### [Supplied entries]
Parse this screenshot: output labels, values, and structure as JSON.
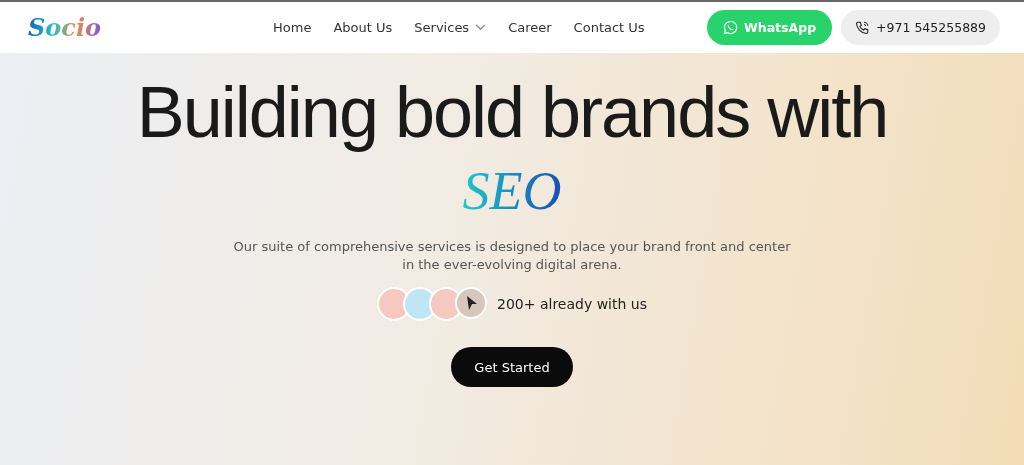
{
  "header": {
    "logo": "Socio",
    "nav": [
      {
        "label": "Home",
        "dropdown": false
      },
      {
        "label": "About Us",
        "dropdown": false
      },
      {
        "label": "Services",
        "dropdown": true
      },
      {
        "label": "Career",
        "dropdown": false
      },
      {
        "label": "Contact Us",
        "dropdown": false
      }
    ],
    "whatsapp_button": "WhatsApp",
    "phone_button": "+971 545255889"
  },
  "hero": {
    "title": "Building bold brands with",
    "highlight": "SEO",
    "description": "Our suite of comprehensive services is designed to place your brand front and center in the ever-evolving digital arena.",
    "avatars": [
      {
        "color": "#f6c9c0"
      },
      {
        "color": "#bfe6f5"
      },
      {
        "color": "#f6c9c0"
      }
    ],
    "social_proof": "200+ already with us",
    "cta": "Get Started"
  }
}
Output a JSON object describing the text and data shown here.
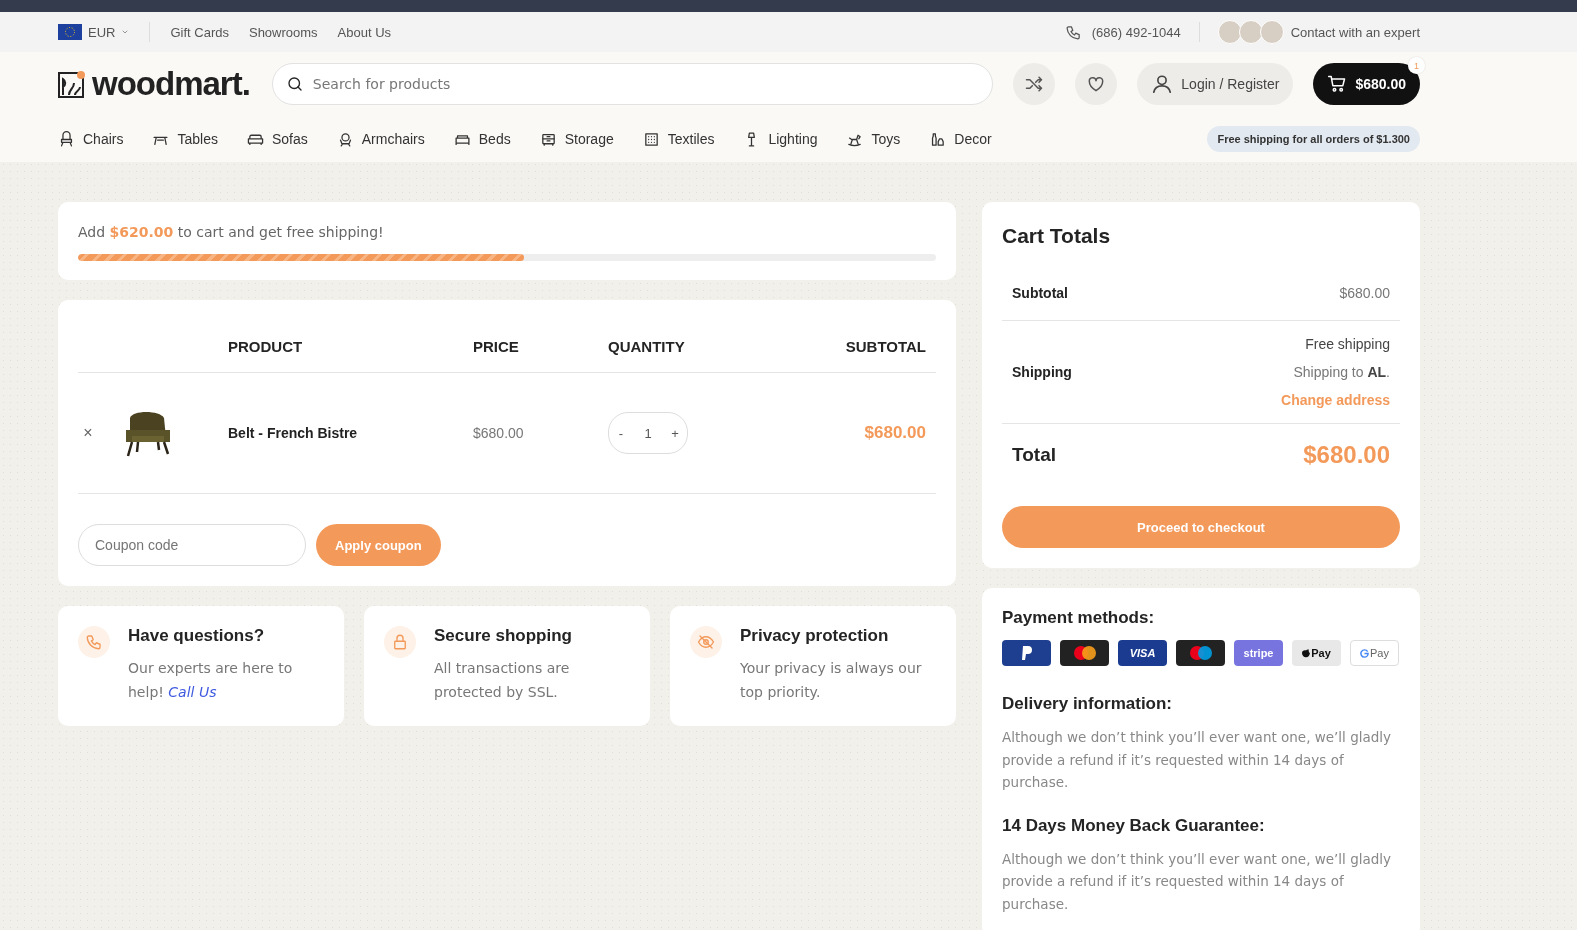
{
  "topbar": {
    "currency": "EUR",
    "links": [
      "Gift Cards",
      "Showrooms",
      "About Us"
    ],
    "phone": "(686) 492-1044",
    "contact": "Contact with an expert"
  },
  "header": {
    "logo": "woodmart.",
    "search": {
      "placeholder": "Search for products"
    },
    "login": "Login / Register",
    "cart_total": "$680.00",
    "cart_count": "1"
  },
  "nav": {
    "items": [
      "Chairs",
      "Tables",
      "Sofas",
      "Armchairs",
      "Beds",
      "Storage",
      "Textiles",
      "Lighting",
      "Toys",
      "Decor"
    ],
    "promo": "Free shipping for all orders of $1.300"
  },
  "shipping_progress": {
    "message": "Add **$620.00** to cart and get free shipping!",
    "level": 0.52
  },
  "cart_table": {
    "columns": [
      "PRODUCT",
      "PRICE",
      "QUANTITY",
      "SUBTOTAL"
    ],
    "rows": [
      {
        "product": "Belt - French Bistre",
        "price": "$680.00",
        "quantity": "1",
        "subtotal": "$680.00"
      }
    ],
    "remove": "×",
    "quantity_minus": "-",
    "quantity_plus": "+",
    "coupon": {
      "placeholder": "Coupon code",
      "button": "Apply coupon"
    }
  },
  "features": [
    {
      "title": "Have questions?",
      "text": "Our experts are here to help! ",
      "link": "Call Us"
    },
    {
      "title": "Secure shopping",
      "text": "All transactions are protected by SSL."
    },
    {
      "title": "Privacy protection",
      "text": "Your privacy is always our top priority."
    }
  ],
  "cart_totals": {
    "title": "Cart Totals",
    "subtotal_label": "Subtotal",
    "subtotal": "$680.00",
    "shipping_label": "Shipping",
    "shipping_method": "Free shipping",
    "shipping_to": "Shipping to **AL**.",
    "change_address": "Change address",
    "total_label": "Total",
    "total": "$680.00",
    "checkout": "Proceed to checkout"
  },
  "info": {
    "payment_title": "Payment methods:",
    "payment_methods": [
      {
        "kind": "paypal"
      },
      {
        "kind": "mastercard"
      },
      {
        "kind": "visa",
        "label": "VISA"
      },
      {
        "kind": "maestro"
      },
      {
        "kind": "stripe",
        "label": "stripe"
      },
      {
        "kind": "applepay",
        "label": "Pay"
      },
      {
        "kind": "gpay",
        "label": "Pay"
      }
    ],
    "sections": [
      {
        "title": "Delivery information:",
        "text": "Although we don’t think you’ll ever want one, we’ll gladly provide a refund if it’s requested within 14 days of purchase."
      },
      {
        "title": "14 Days Money Back Guarantee:",
        "text": "Although we don’t think you’ll ever want one, we’ll gladly provide a refund if it’s requested within 14 days of purchase."
      }
    ]
  }
}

### [Given instruction]
Each entry should be repeated exactly as it appears; the pictures stay out.

### [Problem solution]
Parse this screenshot: output labels, values, and structure as JSON.
{
  "header": {
    "logo": "Socio",
    "nav": [
      {
        "label": "Home",
        "dropdown": false
      },
      {
        "label": "About Us",
        "dropdown": false
      },
      {
        "label": "Services",
        "dropdown": true
      },
      {
        "label": "Career",
        "dropdown": false
      },
      {
        "label": "Contact Us",
        "dropdown": false
      }
    ],
    "whatsapp_button": "WhatsApp",
    "phone_button": "+971 545255889"
  },
  "hero": {
    "title": "Building bold brands with",
    "highlight": "SEO",
    "description": "Our suite of comprehensive services is designed to place your brand front and center in the ever-evolving digital arena.",
    "avatars": [
      {
        "color": "#f6c9c0"
      },
      {
        "color": "#bfe6f5"
      },
      {
        "color": "#f6c9c0"
      }
    ],
    "social_proof": "200+ already with us",
    "cta": "Get Started"
  }
}
Output a JSON object describing the text and data shown here.
{
  "topbar": {
    "currency": "EUR",
    "links": [
      "Gift Cards",
      "Showrooms",
      "About Us"
    ],
    "phone": "(686) 492-1044",
    "contact": "Contact with an expert"
  },
  "header": {
    "logo": "woodmart.",
    "search": {
      "placeholder": "Search for products"
    },
    "login": "Login / Register",
    "cart_total": "$680.00",
    "cart_count": "1"
  },
  "nav": {
    "items": [
      "Chairs",
      "Tables",
      "Sofas",
      "Armchairs",
      "Beds",
      "Storage",
      "Textiles",
      "Lighting",
      "Toys",
      "Decor"
    ],
    "promo": "Free shipping for all orders of $1.300"
  },
  "shipping_progress": {
    "message": "Add **$620.00** to cart and get free shipping!",
    "level": 0.52
  },
  "cart_table": {
    "columns": [
      "PRODUCT",
      "PRICE",
      "QUANTITY",
      "SUBTOTAL"
    ],
    "rows": [
      {
        "product": "Belt - French Bistre",
        "price": "$680.00",
        "quantity": "1",
        "subtotal": "$680.00"
      }
    ],
    "remove": "×",
    "quantity_minus": "-",
    "quantity_plus": "+",
    "coupon": {
      "placeholder": "Coupon code",
      "button": "Apply coupon"
    }
  },
  "features": [
    {
      "title": "Have questions?",
      "text": "Our experts are here to help! ",
      "link": "Call Us"
    },
    {
      "title": "Secure shopping",
      "text": "All transactions are protected by SSL."
    },
    {
      "title": "Privacy protection",
      "text": "Your privacy is always our top priority."
    }
  ],
  "cart_totals": {
    "title": "Cart Totals",
    "subtotal_label": "Subtotal",
    "subtotal": "$680.00",
    "shipping_label": "Shipping",
    "shipping_method": "Free shipping",
    "shipping_to": "Shipping to **AL**.",
    "change_address": "Change address",
    "total_label": "Total",
    "total": "$680.00",
    "checkout": "Proceed to checkout"
  },
  "info": {
    "payment_title": "Payment methods:",
    "payment_methods": [
      {
        "kind": "paypal"
      },
      {
        "kind": "mastercard"
      },
      {
        "kind": "visa",
        "label": "VISA"
      },
      {
        "kind": "maestro"
      },
      {
        "kind": "stripe",
        "label": "stripe"
      },
      {
        "kind": "applepay",
        "label": "Pay"
      },
      {
        "kind": "gpay",
        "label": "Pay"
      }
    ],
    "sections": [
      {
        "title": "Delivery information:",
        "text": "Although we don’t think you’ll ever want one, we’ll gladly provide a refund if it’s requested within 14 days of purchase."
      },
      {
        "title": "14 Days Money Back Guarantee:",
        "text": "Although we don’t think you’ll ever want one, we’ll gladly provide a refund if it’s requested within 14 days of purchase."
      }
    ]
  }
}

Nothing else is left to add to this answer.